WRITTEN EXERCISE: Pick out and copy every line below that has the word "April".

Raw records:
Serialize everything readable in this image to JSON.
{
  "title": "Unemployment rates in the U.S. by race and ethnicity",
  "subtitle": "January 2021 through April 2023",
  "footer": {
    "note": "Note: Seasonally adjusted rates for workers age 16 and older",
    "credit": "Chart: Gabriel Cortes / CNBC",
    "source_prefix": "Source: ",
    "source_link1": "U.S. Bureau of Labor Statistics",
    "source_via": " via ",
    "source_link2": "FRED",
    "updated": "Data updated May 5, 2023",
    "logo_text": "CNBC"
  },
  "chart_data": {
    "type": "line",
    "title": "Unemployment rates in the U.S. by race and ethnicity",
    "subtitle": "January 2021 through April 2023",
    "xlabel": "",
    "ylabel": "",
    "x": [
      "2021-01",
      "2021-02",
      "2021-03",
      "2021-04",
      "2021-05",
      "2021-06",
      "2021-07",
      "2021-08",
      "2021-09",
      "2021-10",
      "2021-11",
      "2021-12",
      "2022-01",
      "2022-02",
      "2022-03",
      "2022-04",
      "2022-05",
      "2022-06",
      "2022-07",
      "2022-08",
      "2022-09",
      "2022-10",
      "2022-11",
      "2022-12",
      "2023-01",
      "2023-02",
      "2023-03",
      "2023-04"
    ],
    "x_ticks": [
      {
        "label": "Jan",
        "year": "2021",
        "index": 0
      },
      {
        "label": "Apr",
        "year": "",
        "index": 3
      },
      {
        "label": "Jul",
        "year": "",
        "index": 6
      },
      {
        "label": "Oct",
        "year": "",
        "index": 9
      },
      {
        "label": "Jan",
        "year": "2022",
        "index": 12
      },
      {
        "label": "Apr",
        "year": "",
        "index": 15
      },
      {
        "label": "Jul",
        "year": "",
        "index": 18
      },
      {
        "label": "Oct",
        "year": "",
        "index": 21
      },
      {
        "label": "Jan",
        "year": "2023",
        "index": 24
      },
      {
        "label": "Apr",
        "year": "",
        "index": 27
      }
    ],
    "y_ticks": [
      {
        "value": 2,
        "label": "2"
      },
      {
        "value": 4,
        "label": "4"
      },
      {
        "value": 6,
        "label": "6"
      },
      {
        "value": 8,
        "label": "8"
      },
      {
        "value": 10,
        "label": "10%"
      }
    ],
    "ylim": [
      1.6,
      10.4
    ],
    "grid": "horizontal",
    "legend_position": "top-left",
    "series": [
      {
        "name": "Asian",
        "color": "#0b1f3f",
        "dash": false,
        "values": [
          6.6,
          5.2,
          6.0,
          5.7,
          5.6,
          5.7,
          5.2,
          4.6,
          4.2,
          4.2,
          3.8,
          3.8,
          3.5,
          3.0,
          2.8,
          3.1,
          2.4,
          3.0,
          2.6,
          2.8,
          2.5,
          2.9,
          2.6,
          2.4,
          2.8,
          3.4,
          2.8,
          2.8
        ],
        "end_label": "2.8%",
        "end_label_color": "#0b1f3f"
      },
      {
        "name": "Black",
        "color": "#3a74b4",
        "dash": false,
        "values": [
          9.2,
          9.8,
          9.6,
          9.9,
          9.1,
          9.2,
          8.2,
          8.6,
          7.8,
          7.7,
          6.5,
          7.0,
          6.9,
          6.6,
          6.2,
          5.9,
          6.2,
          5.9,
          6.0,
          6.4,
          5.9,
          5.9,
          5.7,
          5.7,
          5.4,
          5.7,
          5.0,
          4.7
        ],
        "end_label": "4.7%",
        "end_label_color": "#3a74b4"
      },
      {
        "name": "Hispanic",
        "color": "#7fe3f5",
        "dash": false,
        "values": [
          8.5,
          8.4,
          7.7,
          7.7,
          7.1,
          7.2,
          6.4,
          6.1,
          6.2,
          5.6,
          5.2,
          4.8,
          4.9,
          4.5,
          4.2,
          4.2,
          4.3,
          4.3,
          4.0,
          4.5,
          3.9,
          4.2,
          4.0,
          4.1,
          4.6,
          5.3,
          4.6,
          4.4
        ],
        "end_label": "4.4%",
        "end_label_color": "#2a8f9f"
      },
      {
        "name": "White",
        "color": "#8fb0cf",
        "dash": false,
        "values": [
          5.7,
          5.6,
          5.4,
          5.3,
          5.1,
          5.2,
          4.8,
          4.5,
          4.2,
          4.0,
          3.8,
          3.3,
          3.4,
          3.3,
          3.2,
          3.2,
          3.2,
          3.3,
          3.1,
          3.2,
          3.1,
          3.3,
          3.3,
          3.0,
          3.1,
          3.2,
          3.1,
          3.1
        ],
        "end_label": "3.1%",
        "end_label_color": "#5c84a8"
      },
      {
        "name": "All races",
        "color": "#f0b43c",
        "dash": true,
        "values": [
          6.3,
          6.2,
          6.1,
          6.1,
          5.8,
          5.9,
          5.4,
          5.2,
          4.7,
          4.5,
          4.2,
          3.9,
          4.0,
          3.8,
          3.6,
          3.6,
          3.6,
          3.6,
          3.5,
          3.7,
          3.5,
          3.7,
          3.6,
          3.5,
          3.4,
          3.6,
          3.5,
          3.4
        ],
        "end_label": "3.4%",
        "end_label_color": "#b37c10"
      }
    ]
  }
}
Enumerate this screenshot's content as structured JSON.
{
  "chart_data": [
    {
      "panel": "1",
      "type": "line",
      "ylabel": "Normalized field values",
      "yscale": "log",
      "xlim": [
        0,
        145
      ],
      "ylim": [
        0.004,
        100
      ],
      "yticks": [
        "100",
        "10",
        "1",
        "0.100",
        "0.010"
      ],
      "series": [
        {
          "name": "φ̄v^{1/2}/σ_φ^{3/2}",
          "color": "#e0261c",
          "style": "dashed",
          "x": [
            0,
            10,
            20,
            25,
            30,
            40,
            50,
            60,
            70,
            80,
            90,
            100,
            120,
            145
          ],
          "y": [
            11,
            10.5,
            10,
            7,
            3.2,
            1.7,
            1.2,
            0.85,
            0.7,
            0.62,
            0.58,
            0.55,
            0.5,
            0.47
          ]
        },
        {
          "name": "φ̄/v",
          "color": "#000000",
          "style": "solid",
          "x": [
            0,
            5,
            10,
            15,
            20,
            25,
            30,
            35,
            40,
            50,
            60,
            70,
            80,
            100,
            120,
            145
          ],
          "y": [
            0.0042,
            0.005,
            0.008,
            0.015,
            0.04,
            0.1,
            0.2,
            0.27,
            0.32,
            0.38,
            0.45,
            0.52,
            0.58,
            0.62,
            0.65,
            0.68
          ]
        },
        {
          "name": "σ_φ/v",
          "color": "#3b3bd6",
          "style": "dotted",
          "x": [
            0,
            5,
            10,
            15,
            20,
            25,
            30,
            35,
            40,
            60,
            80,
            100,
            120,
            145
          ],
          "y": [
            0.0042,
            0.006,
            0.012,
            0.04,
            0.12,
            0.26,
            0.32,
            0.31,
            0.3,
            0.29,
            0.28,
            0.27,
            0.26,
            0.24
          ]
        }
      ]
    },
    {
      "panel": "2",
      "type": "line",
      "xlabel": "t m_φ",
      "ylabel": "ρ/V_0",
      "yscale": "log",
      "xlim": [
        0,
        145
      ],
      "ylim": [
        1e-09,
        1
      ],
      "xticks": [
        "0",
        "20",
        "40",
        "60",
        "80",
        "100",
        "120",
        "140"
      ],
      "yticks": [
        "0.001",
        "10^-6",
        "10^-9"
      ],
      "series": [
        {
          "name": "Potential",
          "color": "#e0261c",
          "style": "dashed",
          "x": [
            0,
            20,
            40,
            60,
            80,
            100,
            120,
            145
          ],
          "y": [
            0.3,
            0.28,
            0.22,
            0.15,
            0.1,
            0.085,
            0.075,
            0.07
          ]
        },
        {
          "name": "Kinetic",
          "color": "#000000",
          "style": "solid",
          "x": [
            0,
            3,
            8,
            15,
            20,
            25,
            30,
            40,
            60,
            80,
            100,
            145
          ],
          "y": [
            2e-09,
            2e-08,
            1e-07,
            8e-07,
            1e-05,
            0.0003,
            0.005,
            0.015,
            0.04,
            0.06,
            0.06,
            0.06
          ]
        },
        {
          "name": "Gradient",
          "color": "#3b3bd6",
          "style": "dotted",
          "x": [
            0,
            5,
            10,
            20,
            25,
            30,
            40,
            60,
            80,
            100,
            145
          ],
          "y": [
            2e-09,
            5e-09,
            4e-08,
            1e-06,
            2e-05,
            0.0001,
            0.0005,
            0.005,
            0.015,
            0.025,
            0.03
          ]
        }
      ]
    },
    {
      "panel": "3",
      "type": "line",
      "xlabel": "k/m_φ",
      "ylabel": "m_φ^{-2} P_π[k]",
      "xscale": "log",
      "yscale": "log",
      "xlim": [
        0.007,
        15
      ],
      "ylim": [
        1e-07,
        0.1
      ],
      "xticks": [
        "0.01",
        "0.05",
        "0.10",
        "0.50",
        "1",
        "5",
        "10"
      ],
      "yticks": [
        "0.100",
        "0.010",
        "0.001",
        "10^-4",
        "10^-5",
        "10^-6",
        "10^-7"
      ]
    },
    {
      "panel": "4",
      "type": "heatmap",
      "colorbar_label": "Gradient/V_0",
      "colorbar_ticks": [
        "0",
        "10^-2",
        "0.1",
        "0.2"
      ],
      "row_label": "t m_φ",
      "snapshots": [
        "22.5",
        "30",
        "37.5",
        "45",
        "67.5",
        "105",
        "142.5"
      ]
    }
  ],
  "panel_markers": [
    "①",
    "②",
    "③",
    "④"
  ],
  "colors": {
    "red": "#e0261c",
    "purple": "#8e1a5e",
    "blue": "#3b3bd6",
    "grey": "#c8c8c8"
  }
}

RESPONSE FOR THIS EXERCISE:
  "subtitle": "January 2021 through April 2023",
    "subtitle": "January 2021 through April 2023",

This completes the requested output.